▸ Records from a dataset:

+---+

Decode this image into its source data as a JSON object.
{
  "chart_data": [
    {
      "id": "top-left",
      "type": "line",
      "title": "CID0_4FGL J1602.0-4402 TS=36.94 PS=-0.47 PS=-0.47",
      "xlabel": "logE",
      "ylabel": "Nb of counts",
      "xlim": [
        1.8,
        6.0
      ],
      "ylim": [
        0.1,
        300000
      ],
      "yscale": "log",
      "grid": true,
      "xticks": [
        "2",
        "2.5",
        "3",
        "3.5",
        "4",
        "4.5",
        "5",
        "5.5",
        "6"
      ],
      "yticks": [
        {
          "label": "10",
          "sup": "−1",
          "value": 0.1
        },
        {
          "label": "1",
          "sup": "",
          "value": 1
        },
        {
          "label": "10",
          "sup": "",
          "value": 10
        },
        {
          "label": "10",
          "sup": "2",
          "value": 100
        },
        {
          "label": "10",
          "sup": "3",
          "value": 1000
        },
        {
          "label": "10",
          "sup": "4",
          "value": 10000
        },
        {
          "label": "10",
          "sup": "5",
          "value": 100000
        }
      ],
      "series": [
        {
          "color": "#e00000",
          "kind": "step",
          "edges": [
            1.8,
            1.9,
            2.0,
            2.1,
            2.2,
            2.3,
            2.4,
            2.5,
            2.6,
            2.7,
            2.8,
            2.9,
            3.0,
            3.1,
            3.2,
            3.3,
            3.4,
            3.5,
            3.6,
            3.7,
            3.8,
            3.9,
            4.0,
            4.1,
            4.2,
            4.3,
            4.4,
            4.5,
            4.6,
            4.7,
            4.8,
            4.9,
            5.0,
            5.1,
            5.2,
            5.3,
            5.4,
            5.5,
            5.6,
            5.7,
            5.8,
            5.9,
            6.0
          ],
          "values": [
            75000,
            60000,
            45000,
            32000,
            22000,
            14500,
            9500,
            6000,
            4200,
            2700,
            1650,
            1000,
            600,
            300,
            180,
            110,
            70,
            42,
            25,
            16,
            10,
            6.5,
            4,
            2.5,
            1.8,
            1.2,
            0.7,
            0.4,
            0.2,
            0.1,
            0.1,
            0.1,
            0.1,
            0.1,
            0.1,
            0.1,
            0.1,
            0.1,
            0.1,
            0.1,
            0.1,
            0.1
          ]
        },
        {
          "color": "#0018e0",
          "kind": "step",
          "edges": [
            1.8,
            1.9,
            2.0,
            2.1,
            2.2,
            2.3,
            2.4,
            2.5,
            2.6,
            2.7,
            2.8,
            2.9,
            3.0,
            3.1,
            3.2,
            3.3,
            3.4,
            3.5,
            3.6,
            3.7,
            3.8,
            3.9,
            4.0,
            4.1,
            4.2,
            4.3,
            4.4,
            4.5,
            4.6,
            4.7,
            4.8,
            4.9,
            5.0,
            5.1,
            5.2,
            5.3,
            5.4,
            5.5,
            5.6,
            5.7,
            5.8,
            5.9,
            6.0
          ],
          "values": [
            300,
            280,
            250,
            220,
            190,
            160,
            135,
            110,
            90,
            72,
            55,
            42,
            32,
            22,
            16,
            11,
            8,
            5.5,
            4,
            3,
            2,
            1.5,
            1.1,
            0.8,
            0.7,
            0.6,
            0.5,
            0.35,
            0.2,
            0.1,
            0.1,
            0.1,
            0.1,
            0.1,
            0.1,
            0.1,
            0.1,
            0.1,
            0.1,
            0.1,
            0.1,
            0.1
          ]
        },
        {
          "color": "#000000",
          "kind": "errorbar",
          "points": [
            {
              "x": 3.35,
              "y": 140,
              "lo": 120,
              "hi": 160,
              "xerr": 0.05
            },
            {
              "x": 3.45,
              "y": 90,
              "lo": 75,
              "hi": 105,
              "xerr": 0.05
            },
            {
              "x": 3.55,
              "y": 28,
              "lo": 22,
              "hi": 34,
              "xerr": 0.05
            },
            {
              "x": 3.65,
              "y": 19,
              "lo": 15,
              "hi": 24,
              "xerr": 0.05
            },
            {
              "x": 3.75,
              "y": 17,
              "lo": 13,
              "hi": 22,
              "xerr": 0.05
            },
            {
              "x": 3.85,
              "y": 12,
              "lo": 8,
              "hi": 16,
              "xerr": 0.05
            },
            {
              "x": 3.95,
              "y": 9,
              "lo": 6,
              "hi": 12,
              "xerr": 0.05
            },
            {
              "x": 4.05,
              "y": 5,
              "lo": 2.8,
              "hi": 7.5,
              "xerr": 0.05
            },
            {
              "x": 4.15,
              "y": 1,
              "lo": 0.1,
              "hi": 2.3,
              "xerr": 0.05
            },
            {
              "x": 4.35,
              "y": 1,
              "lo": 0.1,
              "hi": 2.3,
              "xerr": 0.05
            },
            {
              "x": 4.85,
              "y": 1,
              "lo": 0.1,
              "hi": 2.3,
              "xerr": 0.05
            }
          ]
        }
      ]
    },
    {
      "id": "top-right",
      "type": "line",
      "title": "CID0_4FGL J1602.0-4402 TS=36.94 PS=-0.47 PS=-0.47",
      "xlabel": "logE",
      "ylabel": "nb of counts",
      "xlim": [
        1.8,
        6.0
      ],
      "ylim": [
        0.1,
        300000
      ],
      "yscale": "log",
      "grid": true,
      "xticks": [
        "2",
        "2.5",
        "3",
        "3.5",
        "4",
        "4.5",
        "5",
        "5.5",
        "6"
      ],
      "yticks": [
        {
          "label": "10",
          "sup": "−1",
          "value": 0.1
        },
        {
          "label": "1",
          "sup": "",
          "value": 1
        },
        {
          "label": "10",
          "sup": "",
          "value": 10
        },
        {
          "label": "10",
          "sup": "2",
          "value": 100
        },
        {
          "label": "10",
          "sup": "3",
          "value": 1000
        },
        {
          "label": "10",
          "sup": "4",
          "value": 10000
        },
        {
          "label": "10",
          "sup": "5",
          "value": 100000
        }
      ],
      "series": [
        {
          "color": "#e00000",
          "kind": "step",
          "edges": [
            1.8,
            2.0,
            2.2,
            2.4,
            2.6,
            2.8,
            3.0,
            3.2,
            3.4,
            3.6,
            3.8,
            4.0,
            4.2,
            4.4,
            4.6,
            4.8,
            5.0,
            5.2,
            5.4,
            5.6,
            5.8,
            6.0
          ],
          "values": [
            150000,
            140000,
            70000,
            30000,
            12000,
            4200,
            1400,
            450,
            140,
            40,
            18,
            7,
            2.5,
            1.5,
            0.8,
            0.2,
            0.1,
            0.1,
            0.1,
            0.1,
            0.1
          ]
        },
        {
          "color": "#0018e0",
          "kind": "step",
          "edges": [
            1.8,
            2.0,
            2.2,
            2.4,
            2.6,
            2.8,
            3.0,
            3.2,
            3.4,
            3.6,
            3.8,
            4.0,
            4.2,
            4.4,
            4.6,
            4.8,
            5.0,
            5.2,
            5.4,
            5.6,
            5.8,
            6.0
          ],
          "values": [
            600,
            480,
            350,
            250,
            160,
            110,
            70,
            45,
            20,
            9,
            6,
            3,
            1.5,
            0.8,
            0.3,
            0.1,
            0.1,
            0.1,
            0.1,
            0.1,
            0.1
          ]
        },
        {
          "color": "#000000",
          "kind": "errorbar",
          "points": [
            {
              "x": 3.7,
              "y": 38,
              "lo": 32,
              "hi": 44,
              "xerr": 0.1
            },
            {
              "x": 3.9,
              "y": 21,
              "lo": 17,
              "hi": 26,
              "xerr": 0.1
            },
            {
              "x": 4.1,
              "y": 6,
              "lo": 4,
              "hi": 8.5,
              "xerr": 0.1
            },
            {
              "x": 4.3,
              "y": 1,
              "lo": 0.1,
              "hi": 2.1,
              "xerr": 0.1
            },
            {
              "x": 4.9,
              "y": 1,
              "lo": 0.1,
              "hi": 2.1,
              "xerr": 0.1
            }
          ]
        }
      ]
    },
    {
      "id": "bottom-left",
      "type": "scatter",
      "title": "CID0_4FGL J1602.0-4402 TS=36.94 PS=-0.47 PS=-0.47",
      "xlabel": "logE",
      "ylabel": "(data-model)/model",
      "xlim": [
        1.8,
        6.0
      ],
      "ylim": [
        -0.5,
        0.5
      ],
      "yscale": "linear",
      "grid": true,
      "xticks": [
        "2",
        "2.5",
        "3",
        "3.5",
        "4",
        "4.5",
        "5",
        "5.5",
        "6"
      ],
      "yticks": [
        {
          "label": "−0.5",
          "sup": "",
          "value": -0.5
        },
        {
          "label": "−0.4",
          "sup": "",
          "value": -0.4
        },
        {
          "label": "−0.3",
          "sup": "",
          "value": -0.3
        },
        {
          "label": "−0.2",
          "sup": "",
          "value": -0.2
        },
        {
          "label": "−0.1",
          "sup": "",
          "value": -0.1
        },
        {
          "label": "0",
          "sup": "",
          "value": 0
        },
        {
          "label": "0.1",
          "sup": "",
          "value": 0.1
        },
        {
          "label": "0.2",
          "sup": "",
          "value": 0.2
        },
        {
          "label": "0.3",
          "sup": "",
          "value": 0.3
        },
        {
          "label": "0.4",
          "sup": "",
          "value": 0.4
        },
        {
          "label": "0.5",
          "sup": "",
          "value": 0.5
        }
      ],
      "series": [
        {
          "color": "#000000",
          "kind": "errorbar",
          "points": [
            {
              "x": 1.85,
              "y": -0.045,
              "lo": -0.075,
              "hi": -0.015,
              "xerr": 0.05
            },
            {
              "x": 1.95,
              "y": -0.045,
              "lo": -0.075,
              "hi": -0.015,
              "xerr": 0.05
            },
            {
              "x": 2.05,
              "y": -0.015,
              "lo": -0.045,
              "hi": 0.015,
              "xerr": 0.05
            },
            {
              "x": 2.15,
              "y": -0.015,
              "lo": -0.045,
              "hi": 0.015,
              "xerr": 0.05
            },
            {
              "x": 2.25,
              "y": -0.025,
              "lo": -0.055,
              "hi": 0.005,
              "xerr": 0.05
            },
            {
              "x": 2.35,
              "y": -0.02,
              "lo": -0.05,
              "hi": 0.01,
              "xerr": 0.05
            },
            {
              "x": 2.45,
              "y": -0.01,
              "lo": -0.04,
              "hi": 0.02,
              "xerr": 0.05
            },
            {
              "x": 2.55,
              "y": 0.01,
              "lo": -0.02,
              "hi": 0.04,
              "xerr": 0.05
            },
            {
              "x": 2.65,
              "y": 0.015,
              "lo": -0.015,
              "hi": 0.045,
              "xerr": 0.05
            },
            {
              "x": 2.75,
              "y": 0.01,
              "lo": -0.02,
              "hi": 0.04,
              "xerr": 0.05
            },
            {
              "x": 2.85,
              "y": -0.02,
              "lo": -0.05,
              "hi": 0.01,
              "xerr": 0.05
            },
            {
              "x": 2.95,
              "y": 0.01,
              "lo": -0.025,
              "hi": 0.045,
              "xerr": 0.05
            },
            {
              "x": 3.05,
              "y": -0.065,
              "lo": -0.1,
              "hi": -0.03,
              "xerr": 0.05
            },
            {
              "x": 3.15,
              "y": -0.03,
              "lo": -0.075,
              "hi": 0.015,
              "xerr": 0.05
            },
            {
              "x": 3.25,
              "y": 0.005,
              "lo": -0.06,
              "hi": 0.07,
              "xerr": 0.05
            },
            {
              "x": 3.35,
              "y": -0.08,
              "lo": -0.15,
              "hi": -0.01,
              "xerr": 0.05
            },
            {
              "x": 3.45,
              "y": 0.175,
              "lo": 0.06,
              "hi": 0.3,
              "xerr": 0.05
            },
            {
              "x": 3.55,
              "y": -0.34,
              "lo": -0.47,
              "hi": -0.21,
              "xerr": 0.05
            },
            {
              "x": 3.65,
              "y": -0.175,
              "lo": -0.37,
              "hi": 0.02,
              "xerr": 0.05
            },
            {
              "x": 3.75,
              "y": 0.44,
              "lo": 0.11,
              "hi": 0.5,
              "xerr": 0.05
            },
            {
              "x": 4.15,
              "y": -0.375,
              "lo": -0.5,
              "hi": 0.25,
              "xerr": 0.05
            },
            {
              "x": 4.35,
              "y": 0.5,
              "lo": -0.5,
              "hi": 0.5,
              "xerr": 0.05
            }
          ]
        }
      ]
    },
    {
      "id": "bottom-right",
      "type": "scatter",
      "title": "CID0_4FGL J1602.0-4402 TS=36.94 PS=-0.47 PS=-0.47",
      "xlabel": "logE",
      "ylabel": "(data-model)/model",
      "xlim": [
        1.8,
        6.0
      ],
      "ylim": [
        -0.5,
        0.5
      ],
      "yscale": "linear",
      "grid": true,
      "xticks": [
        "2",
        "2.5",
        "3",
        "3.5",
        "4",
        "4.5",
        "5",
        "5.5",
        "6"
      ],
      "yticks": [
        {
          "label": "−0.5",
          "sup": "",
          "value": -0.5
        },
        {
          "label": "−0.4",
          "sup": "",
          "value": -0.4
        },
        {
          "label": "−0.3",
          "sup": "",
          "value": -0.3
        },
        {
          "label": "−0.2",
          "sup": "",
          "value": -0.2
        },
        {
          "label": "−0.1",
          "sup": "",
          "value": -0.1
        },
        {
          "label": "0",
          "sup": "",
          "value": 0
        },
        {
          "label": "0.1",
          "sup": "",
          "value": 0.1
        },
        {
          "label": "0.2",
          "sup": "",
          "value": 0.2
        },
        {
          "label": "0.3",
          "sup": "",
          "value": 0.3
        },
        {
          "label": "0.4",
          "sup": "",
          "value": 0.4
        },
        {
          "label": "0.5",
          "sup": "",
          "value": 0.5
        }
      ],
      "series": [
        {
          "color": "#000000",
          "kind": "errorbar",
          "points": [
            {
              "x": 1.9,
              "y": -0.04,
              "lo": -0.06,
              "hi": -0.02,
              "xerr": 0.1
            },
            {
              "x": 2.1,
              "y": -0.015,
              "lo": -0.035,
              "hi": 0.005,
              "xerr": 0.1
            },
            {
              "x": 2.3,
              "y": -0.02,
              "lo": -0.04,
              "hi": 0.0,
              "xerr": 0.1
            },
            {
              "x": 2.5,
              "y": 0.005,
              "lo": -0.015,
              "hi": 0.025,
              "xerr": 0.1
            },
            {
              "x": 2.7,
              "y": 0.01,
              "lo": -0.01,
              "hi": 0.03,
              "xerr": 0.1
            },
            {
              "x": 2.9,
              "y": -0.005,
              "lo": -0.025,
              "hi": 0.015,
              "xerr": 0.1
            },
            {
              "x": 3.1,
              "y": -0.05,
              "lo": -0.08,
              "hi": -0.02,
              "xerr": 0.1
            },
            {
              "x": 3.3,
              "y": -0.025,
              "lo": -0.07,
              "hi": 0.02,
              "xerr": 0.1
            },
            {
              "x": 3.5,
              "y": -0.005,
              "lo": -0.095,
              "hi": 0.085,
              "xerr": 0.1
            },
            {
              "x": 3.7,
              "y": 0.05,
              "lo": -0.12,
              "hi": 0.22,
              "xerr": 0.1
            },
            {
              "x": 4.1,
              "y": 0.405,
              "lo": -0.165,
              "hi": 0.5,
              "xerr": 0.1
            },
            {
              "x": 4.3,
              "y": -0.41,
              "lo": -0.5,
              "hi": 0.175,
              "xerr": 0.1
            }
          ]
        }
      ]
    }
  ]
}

+---+

▸ PROBLEM TO WORK ON:
Copy, from the material, each line that holds the string "counts".

▸ RESPONSE FOR THIS EXERCISE:
      "ylabel": "Nb of counts",
      "ylabel": "nb of counts",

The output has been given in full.